>> Start

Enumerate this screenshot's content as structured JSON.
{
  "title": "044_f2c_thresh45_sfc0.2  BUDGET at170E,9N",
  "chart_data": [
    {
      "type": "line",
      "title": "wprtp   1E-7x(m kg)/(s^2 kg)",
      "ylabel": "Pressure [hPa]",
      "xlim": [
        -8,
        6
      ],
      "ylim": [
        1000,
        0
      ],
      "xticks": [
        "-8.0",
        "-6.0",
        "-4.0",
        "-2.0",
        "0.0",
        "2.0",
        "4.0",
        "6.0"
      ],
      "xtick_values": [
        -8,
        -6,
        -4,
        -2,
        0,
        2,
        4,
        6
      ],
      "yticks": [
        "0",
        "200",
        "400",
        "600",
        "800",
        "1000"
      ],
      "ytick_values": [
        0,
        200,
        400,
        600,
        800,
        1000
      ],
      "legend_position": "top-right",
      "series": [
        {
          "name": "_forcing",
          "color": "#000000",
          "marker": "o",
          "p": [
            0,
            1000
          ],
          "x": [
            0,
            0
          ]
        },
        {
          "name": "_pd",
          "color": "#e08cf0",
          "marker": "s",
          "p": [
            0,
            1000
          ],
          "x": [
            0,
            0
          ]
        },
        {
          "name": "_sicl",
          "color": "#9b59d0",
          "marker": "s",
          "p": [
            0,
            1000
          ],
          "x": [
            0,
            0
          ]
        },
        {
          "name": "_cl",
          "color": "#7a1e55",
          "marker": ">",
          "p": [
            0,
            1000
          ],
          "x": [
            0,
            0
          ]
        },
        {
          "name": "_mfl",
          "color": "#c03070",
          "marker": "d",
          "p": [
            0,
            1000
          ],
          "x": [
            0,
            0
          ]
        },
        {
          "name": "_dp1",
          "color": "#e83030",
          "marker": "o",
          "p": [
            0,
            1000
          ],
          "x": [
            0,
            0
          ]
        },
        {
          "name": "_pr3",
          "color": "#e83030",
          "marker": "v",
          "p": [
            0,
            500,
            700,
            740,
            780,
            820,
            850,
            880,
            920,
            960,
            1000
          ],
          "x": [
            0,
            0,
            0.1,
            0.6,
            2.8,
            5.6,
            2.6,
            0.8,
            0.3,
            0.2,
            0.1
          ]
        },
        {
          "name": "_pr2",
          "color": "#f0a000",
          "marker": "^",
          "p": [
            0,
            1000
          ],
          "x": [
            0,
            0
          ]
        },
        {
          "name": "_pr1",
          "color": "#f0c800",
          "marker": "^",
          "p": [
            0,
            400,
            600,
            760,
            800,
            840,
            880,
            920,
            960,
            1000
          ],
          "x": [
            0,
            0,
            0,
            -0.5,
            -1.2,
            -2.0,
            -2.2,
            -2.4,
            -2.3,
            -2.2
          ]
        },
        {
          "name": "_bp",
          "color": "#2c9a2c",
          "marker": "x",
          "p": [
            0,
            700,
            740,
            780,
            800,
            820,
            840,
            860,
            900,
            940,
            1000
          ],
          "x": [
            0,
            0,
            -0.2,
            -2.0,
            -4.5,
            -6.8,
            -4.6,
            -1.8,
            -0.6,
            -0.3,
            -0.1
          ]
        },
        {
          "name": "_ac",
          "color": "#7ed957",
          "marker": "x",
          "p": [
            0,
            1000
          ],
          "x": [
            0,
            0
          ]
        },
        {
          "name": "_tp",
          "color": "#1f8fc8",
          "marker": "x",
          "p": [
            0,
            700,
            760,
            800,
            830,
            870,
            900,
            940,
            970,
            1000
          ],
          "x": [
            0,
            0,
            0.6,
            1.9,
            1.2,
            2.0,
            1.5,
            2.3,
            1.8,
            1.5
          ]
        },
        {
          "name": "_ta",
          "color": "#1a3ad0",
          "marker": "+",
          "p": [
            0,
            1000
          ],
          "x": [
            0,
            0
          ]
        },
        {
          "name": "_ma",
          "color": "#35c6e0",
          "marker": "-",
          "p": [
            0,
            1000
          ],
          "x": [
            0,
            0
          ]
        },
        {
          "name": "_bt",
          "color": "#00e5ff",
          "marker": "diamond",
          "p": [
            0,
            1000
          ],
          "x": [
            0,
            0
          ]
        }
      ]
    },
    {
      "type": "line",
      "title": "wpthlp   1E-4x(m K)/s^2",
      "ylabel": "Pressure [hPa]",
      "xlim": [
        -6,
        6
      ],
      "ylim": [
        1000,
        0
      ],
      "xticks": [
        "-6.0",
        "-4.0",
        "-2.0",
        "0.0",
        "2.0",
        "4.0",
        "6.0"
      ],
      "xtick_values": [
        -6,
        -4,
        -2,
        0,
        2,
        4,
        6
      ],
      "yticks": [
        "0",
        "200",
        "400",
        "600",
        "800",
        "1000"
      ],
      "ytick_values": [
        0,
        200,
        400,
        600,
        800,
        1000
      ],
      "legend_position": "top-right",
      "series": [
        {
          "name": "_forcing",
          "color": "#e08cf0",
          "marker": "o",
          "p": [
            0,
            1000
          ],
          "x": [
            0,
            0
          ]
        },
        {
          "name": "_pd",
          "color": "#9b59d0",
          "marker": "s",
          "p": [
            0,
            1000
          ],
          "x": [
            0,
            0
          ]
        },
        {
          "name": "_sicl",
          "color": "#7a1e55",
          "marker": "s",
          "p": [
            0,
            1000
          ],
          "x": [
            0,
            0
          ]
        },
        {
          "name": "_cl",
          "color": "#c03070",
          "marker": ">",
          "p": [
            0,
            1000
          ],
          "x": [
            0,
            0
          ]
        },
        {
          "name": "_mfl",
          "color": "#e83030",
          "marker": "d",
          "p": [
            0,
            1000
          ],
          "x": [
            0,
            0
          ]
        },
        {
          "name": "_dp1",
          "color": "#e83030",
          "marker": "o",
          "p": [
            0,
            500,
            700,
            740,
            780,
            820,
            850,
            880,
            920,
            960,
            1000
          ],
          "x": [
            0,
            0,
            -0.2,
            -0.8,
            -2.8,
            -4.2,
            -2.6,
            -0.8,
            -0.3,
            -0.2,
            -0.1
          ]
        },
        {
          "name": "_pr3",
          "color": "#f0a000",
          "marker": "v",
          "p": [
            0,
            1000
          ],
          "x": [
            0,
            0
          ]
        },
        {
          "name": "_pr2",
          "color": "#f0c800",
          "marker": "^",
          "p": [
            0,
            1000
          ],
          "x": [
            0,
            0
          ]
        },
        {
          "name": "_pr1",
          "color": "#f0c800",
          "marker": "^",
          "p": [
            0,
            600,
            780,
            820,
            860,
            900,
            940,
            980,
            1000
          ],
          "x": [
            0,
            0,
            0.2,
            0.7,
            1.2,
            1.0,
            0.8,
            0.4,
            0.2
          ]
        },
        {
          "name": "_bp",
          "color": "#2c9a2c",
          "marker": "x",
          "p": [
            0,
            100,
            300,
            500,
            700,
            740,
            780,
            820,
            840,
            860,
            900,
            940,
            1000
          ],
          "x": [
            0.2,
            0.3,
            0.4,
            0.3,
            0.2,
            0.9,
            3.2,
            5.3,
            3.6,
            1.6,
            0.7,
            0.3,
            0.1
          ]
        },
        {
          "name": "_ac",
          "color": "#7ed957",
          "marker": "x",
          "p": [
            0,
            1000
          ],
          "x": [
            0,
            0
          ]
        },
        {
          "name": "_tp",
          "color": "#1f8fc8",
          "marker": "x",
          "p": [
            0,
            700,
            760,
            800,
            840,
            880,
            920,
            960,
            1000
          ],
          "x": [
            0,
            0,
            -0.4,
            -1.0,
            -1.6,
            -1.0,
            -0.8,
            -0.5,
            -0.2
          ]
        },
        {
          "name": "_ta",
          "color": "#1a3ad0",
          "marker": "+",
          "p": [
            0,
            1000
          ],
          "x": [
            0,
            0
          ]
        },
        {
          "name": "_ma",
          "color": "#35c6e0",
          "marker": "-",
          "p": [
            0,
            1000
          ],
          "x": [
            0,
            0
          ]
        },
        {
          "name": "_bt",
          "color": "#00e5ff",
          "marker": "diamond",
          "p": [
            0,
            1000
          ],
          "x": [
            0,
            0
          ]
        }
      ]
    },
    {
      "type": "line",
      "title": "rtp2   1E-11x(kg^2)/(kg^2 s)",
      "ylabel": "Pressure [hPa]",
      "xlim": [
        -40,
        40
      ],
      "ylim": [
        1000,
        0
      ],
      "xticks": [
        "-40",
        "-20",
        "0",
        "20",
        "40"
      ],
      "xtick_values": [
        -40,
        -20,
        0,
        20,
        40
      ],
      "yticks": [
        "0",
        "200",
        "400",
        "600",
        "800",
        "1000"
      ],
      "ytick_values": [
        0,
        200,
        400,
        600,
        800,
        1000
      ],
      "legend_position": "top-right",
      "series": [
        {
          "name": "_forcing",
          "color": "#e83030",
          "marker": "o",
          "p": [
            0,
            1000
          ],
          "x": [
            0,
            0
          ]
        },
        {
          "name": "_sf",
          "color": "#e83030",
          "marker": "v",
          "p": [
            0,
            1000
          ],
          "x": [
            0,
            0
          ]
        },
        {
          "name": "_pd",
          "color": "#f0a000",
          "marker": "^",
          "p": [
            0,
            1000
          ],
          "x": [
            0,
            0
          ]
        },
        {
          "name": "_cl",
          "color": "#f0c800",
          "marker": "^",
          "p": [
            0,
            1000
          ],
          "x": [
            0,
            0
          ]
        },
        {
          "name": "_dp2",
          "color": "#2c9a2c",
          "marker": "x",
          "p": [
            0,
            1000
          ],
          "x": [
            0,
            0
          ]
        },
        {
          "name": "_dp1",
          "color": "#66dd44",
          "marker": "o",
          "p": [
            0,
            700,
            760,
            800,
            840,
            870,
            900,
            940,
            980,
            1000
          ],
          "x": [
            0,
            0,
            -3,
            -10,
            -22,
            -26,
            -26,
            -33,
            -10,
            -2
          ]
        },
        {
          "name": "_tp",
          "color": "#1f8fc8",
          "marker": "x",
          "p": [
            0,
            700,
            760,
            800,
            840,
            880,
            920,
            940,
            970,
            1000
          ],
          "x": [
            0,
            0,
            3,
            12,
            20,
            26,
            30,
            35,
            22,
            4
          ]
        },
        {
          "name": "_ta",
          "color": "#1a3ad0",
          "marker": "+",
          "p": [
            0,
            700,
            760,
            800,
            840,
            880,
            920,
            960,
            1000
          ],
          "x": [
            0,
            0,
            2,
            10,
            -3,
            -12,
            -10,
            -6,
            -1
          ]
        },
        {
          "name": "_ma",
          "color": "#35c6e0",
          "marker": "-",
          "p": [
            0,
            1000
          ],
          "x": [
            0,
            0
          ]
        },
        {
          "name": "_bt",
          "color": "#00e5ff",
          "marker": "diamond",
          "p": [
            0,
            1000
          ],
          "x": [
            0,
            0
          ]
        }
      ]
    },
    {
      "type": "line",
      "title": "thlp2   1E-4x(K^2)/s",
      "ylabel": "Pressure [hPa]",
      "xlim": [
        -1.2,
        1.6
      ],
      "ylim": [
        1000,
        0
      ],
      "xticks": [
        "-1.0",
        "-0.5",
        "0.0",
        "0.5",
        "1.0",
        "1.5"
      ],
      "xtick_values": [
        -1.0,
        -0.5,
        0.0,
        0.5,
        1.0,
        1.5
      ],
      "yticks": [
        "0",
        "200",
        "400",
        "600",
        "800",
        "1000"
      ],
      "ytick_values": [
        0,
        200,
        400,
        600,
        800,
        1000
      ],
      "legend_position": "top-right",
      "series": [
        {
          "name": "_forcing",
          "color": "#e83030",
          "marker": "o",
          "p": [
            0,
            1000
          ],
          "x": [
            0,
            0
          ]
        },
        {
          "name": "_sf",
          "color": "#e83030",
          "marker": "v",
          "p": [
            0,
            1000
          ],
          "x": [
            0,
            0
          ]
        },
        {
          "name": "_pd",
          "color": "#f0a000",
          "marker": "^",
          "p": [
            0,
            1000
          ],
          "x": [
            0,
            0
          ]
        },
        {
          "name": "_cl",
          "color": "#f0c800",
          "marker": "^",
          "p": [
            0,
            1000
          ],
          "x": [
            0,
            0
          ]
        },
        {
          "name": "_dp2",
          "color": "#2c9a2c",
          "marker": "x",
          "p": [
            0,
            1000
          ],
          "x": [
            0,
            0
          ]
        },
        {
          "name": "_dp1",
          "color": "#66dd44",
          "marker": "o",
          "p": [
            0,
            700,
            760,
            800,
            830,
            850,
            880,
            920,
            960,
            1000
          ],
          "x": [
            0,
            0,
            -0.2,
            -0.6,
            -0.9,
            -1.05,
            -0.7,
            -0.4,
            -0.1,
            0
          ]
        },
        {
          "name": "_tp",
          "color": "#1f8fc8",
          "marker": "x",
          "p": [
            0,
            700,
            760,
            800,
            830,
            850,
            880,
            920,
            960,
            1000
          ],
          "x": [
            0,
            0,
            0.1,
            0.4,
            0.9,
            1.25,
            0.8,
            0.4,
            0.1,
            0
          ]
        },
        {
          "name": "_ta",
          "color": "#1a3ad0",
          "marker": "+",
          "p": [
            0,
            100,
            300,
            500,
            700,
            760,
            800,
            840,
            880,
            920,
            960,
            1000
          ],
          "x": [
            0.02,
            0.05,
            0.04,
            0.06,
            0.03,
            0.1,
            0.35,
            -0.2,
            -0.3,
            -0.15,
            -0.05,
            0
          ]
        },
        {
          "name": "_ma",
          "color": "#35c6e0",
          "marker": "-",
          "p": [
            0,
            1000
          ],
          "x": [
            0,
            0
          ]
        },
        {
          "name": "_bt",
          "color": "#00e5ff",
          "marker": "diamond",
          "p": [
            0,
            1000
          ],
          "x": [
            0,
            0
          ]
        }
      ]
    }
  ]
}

>> End

■ Exercise brief
Copy every line of the listing containing the string "title".

■ Expected output
  "title": "044_f2c_thresh45_sfc0.2  BUDGET at170E,9N",
      "title": "wprtp   1E-7x(m kg)/(s^2 kg)",
      "title": "wpthlp   1E-4x(m K)/s^2",
      "title": "rtp2   1E-11x(kg^2)/(kg^2 s)",
      "title": "thlp2   1E-4x(K^2)/s",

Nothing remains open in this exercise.